## BEGIN INPUT ROWS

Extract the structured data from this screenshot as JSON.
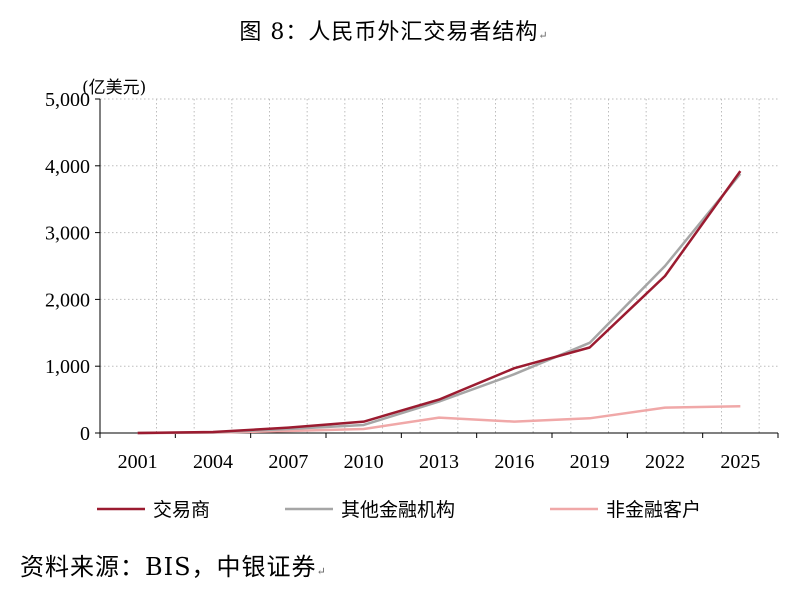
{
  "figure": {
    "title": "图 8：人民币外汇交易者结构",
    "return_mark": "↵",
    "source": "资料来源：BIS，中银证券"
  },
  "chart_data": {
    "type": "line",
    "title": "图 8：人民币外汇交易者结构",
    "ylabel": "(亿美元)",
    "xlabel": "",
    "x": [
      "2001",
      "2004",
      "2007",
      "2010",
      "2013",
      "2016",
      "2019",
      "2022",
      "2025"
    ],
    "xticks": [
      "2001",
      "2004",
      "2007",
      "2010",
      "2013",
      "2016",
      "2019",
      "2022",
      "2025"
    ],
    "x_values": [
      2001,
      2004,
      2007,
      2010,
      2013,
      2016,
      2019,
      2022,
      2025
    ],
    "ylim": [
      0,
      5000
    ],
    "yticks": [
      0,
      1000,
      2000,
      3000,
      4000,
      5000
    ],
    "ytick_labels": [
      "0",
      "1,000",
      "2,000",
      "3,000",
      "4,000",
      "5,000"
    ],
    "grid": true,
    "legend_position": "bottom",
    "series": [
      {
        "name": "交易商",
        "color": "#9b1b30",
        "x": [
          2001,
          2004,
          2007,
          2010,
          2013,
          2016,
          2019,
          2022,
          2025
        ],
        "values": [
          0,
          15,
          80,
          170,
          500,
          970,
          1280,
          2350,
          3920
        ]
      },
      {
        "name": "其他金融机构",
        "color": "#a6a6a6",
        "x": [
          2001,
          2004,
          2007,
          2010,
          2013,
          2016,
          2019,
          2022,
          2025
        ],
        "values": [
          0,
          10,
          60,
          120,
          470,
          880,
          1350,
          2500,
          3880
        ]
      },
      {
        "name": "非金融客户",
        "color": "#f0a8a8",
        "x": [
          2001,
          2004,
          2007,
          2010,
          2013,
          2016,
          2019,
          2022,
          2025
        ],
        "values": [
          0,
          5,
          30,
          60,
          230,
          170,
          220,
          380,
          400
        ]
      }
    ]
  }
}
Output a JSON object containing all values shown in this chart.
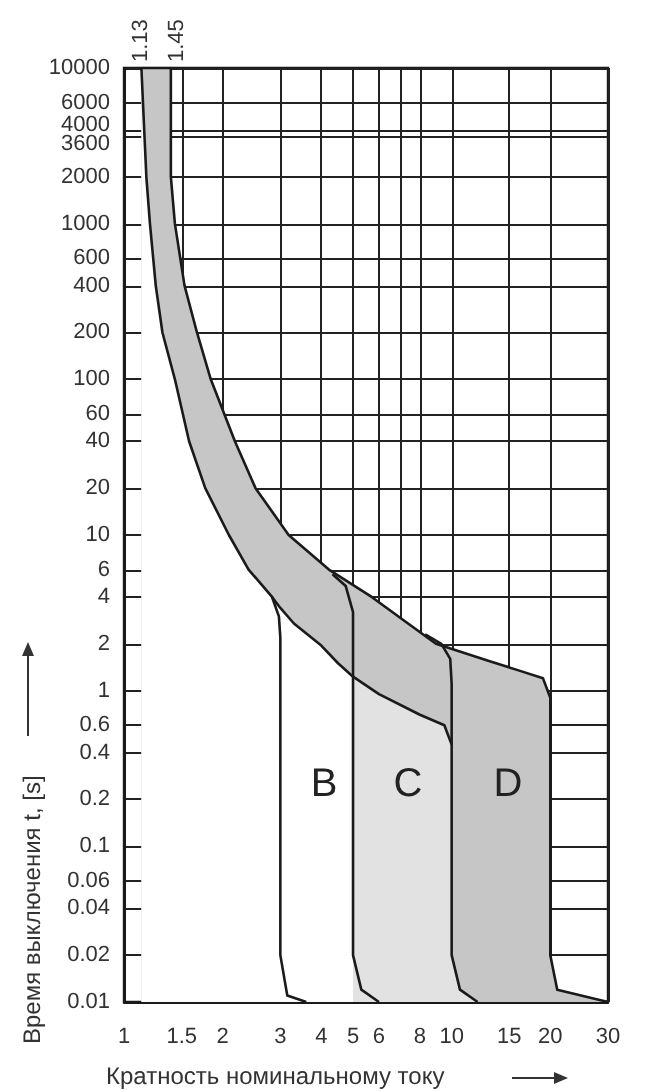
{
  "chart_data": {
    "type": "line",
    "xlabel": "Кратность номинальному току",
    "ylabel": "Время выключения t, [s]",
    "log": "xy",
    "grid": true,
    "xlim": [
      1,
      30
    ],
    "xticks": [
      1,
      1.5,
      2,
      3,
      4,
      5,
      6,
      {
        "value": 7,
        "label": null
      },
      8,
      10,
      15,
      20,
      30
    ],
    "ylim": [
      0.01,
      10000
    ],
    "yticks": [
      0.01,
      0.02,
      0.04,
      0.06,
      0.1,
      0.2,
      0.4,
      0.6,
      1,
      2,
      4,
      6,
      10,
      20,
      40,
      60,
      100,
      200,
      400,
      600,
      1000,
      2000,
      3600,
      4000,
      6000,
      10000
    ],
    "annotations": [
      {
        "text": "1.13",
        "x": 1.13,
        "y": 10000
      },
      {
        "text": "1.45",
        "x": 1.45,
        "y": 10000
      },
      "B",
      "C",
      "D"
    ],
    "series": [
      {
        "type": "area",
        "color": "#c6c6c6",
        "x": [
          1.13,
          1.39,
          1.39,
          1.43,
          1.53,
          1.67,
          1.84,
          2.18,
          2.52,
          3.18,
          4.22,
          5.7,
          8.95,
          13,
          16,
          19,
          20,
          20,
          21,
          30
        ],
        "values": [
          10000,
          10000,
          2000,
          1000,
          400,
          200,
          100,
          40,
          20,
          10,
          6,
          4,
          2,
          1.55,
          1.35,
          1.2,
          0.9,
          0.02,
          0.012,
          0.01
        ]
      },
      {
        "type": "area",
        "color": "#ffffff",
        "x": [
          2.83,
          3,
          3.3,
          4,
          4.5,
          5
        ],
        "values": [
          4,
          3.4,
          2.7,
          1.95,
          1.5,
          1.23
        ]
      },
      {
        "type": "area",
        "color": "#e2e2e2",
        "x": [
          5,
          6,
          8,
          9.5,
          10,
          10,
          10.6,
          12
        ],
        "values": [
          1.23,
          0.95,
          0.7,
          0.6,
          0.45,
          0.02,
          0.012,
          0.01
        ]
      },
      {
        "type": "area",
        "color": "#ffffff",
        "x": [
          1.13,
          1.17,
          1.2,
          1.25,
          1.31,
          1.43,
          1.58,
          1.77,
          2.09,
          2.4,
          2.83,
          2.97,
          3,
          3,
          3.15,
          3.6
        ],
        "values": [
          10000,
          2000,
          1000,
          400,
          200,
          100,
          40,
          20,
          10,
          6,
          4,
          3,
          2.2,
          0.02,
          0.011,
          0.01
        ]
      },
      {
        "color": "#1a1a1a",
        "x": [
          4.33,
          4.75,
          5,
          5,
          5.3,
          6
        ],
        "values": [
          5.6,
          4.7,
          3.2,
          0.02,
          0.012,
          0.01
        ]
      },
      {
        "color": "#1a1a1a",
        "x": [
          8.3,
          9.3,
          9.9,
          10,
          10
        ],
        "values": [
          2.3,
          2,
          1.6,
          1.1,
          0.45
        ]
      }
    ]
  }
}
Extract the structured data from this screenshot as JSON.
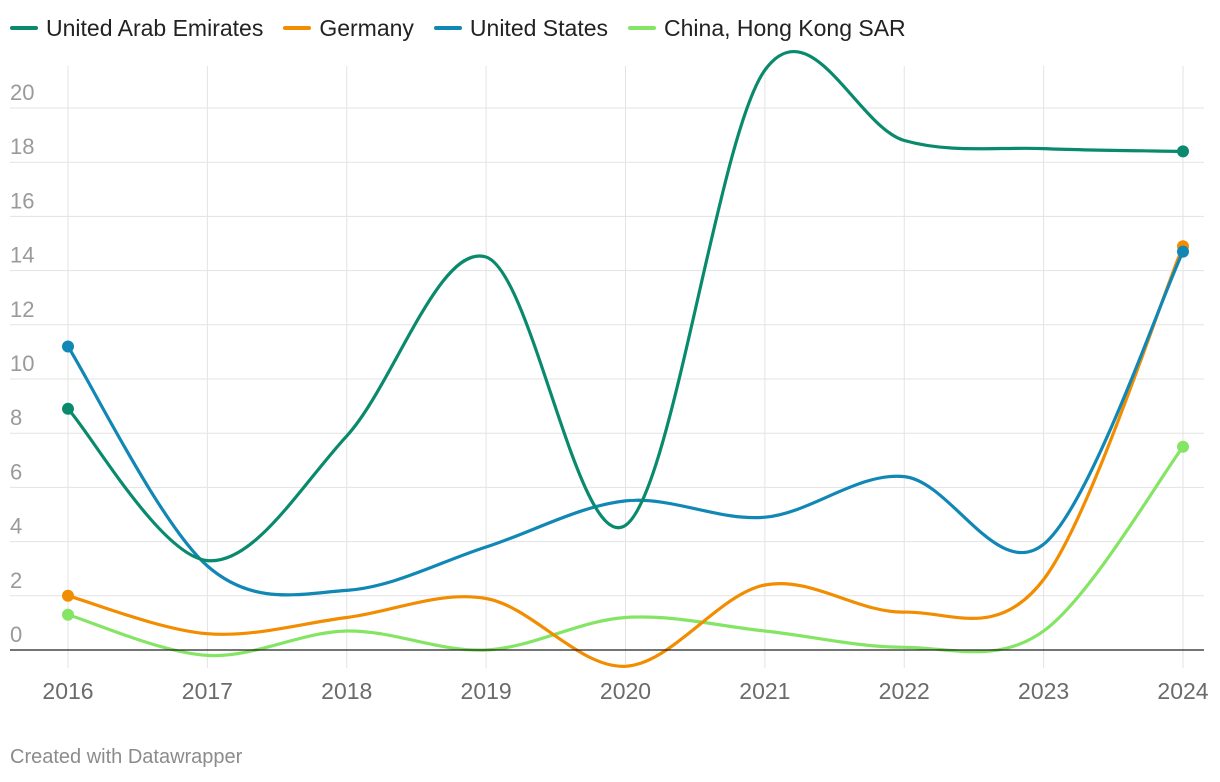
{
  "chart_data": {
    "type": "line",
    "x": [
      2016,
      2017,
      2018,
      2019,
      2020,
      2021,
      2022,
      2023,
      2024
    ],
    "xticks": [
      "2016",
      "2017",
      "2018",
      "2019",
      "2020",
      "2021",
      "2022",
      "2023",
      "2024"
    ],
    "yticks": [
      "0",
      "2",
      "4",
      "6",
      "8",
      "10",
      "12",
      "14",
      "16",
      "18",
      "20"
    ],
    "ylim": [
      -0.8,
      21.5
    ],
    "series": [
      {
        "name": "United Arab Emirates",
        "color": "#0a8a6c",
        "values": [
          8.9,
          3.3,
          7.9,
          14.5,
          4.6,
          21.4,
          18.8,
          18.5,
          18.4
        ]
      },
      {
        "name": "Germany",
        "color": "#f28c00",
        "values": [
          2.0,
          0.6,
          1.2,
          1.9,
          -0.6,
          2.4,
          1.4,
          2.6,
          14.9
        ]
      },
      {
        "name": "United States",
        "color": "#1187b5",
        "values": [
          11.2,
          3.1,
          2.2,
          3.8,
          5.5,
          4.9,
          6.4,
          3.9,
          14.7
        ]
      },
      {
        "name": "China, Hong Kong SAR",
        "color": "#84e564",
        "values": [
          1.3,
          -0.2,
          0.7,
          0.0,
          1.2,
          0.7,
          0.1,
          0.7,
          7.5
        ]
      }
    ]
  },
  "footer": "Created with Datawrapper"
}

## END INPUT ROWS

→ GOAL
Transcribe the preceding listing in its entirety and with exact wording, leaving out pictures.

→ TASK RESULT
Extract the structured data from this screenshot as JSON.
{
  "figure": {
    "title": "图 8：人民币外汇交易者结构",
    "return_mark": "↵",
    "source": "资料来源：BIS，中银证券"
  },
  "chart_data": {
    "type": "line",
    "title": "图 8：人民币外汇交易者结构",
    "ylabel": "(亿美元)",
    "xlabel": "",
    "x": [
      "2001",
      "2004",
      "2007",
      "2010",
      "2013",
      "2016",
      "2019",
      "2022",
      "2025"
    ],
    "xticks": [
      "2001",
      "2004",
      "2007",
      "2010",
      "2013",
      "2016",
      "2019",
      "2022",
      "2025"
    ],
    "x_values": [
      2001,
      2004,
      2007,
      2010,
      2013,
      2016,
      2019,
      2022,
      2025
    ],
    "ylim": [
      0,
      5000
    ],
    "yticks": [
      0,
      1000,
      2000,
      3000,
      4000,
      5000
    ],
    "ytick_labels": [
      "0",
      "1,000",
      "2,000",
      "3,000",
      "4,000",
      "5,000"
    ],
    "grid": true,
    "legend_position": "bottom",
    "series": [
      {
        "name": "交易商",
        "color": "#9b1b30",
        "x": [
          2001,
          2004,
          2007,
          2010,
          2013,
          2016,
          2019,
          2022,
          2025
        ],
        "values": [
          0,
          15,
          80,
          170,
          500,
          970,
          1280,
          2350,
          3920
        ]
      },
      {
        "name": "其他金融机构",
        "color": "#a6a6a6",
        "x": [
          2001,
          2004,
          2007,
          2010,
          2013,
          2016,
          2019,
          2022,
          2025
        ],
        "values": [
          0,
          10,
          60,
          120,
          470,
          880,
          1350,
          2500,
          3880
        ]
      },
      {
        "name": "非金融客户",
        "color": "#f0a8a8",
        "x": [
          2001,
          2004,
          2007,
          2010,
          2013,
          2016,
          2019,
          2022,
          2025
        ],
        "values": [
          0,
          5,
          30,
          60,
          230,
          170,
          220,
          380,
          400
        ]
      }
    ]
  }
}
Output a JSON object containing all values shown in this chart.
{
  "chart_data": {
    "type": "line",
    "xlabel": "Кратность номинальному току",
    "ylabel": "Время выключения t, [s]",
    "log": "xy",
    "grid": true,
    "xlim": [
      1,
      30
    ],
    "xticks": [
      1,
      1.5,
      2,
      3,
      4,
      5,
      6,
      {
        "value": 7,
        "label": null
      },
      8,
      10,
      15,
      20,
      30
    ],
    "ylim": [
      0.01,
      10000
    ],
    "yticks": [
      0.01,
      0.02,
      0.04,
      0.06,
      0.1,
      0.2,
      0.4,
      0.6,
      1,
      2,
      4,
      6,
      10,
      20,
      40,
      60,
      100,
      200,
      400,
      600,
      1000,
      2000,
      3600,
      4000,
      6000,
      10000
    ],
    "annotations": [
      {
        "text": "1.13",
        "x": 1.13,
        "y": 10000
      },
      {
        "text": "1.45",
        "x": 1.45,
        "y": 10000
      },
      "B",
      "C",
      "D"
    ],
    "series": [
      {
        "type": "area",
        "color": "#c6c6c6",
        "x": [
          1.13,
          1.39,
          1.39,
          1.43,
          1.53,
          1.67,
          1.84,
          2.18,
          2.52,
          3.18,
          4.22,
          5.7,
          8.95,
          13,
          16,
          19,
          20,
          20,
          21,
          30
        ],
        "values": [
          10000,
          10000,
          2000,
          1000,
          400,
          200,
          100,
          40,
          20,
          10,
          6,
          4,
          2,
          1.55,
          1.35,
          1.2,
          0.9,
          0.02,
          0.012,
          0.01
        ]
      },
      {
        "type": "area",
        "color": "#ffffff",
        "x": [
          2.83,
          3,
          3.3,
          4,
          4.5,
          5
        ],
        "values": [
          4,
          3.4,
          2.7,
          1.95,
          1.5,
          1.23
        ]
      },
      {
        "type": "area",
        "color": "#e2e2e2",
        "x": [
          5,
          6,
          8,
          9.5,
          10,
          10,
          10.6,
          12
        ],
        "values": [
          1.23,
          0.95,
          0.7,
          0.6,
          0.45,
          0.02,
          0.012,
          0.01
        ]
      },
      {
        "type": "area",
        "color": "#ffffff",
        "x": [
          1.13,
          1.17,
          1.2,
          1.25,
          1.31,
          1.43,
          1.58,
          1.77,
          2.09,
          2.4,
          2.83,
          2.97,
          3,
          3,
          3.15,
          3.6
        ],
        "values": [
          10000,
          2000,
          1000,
          400,
          200,
          100,
          40,
          20,
          10,
          6,
          4,
          3,
          2.2,
          0.02,
          0.011,
          0.01
        ]
      },
      {
        "color": "#1a1a1a",
        "x": [
          4.33,
          4.75,
          5,
          5,
          5.3,
          6
        ],
        "values": [
          5.6,
          4.7,
          3.2,
          0.02,
          0.012,
          0.01
        ]
      },
      {
        "color": "#1a1a1a",
        "x": [
          8.3,
          9.3,
          9.9,
          10,
          10
        ],
        "values": [
          2.3,
          2,
          1.6,
          1.1,
          0.45
        ]
      }
    ]
  }
}
Extract the structured data from this screenshot as JSON.
{
  "chart_data": {
    "type": "line",
    "x": [
      2016,
      2017,
      2018,
      2019,
      2020,
      2021,
      2022,
      2023,
      2024
    ],
    "xticks": [
      "2016",
      "2017",
      "2018",
      "2019",
      "2020",
      "2021",
      "2022",
      "2023",
      "2024"
    ],
    "yticks": [
      "0",
      "2",
      "4",
      "6",
      "8",
      "10",
      "12",
      "14",
      "16",
      "18",
      "20"
    ],
    "ylim": [
      -0.8,
      21.5
    ],
    "series": [
      {
        "name": "United Arab Emirates",
        "color": "#0a8a6c",
        "values": [
          8.9,
          3.3,
          7.9,
          14.5,
          4.6,
          21.4,
          18.8,
          18.5,
          18.4
        ]
      },
      {
        "name": "Germany",
        "color": "#f28c00",
        "values": [
          2.0,
          0.6,
          1.2,
          1.9,
          -0.6,
          2.4,
          1.4,
          2.6,
          14.9
        ]
      },
      {
        "name": "United States",
        "color": "#1187b5",
        "values": [
          11.2,
          3.1,
          2.2,
          3.8,
          5.5,
          4.9,
          6.4,
          3.9,
          14.7
        ]
      },
      {
        "name": "China, Hong Kong SAR",
        "color": "#84e564",
        "values": [
          1.3,
          -0.2,
          0.7,
          0.0,
          1.2,
          0.7,
          0.1,
          0.7,
          7.5
        ]
      }
    ]
  },
  "footer": "Created with Datawrapper"
}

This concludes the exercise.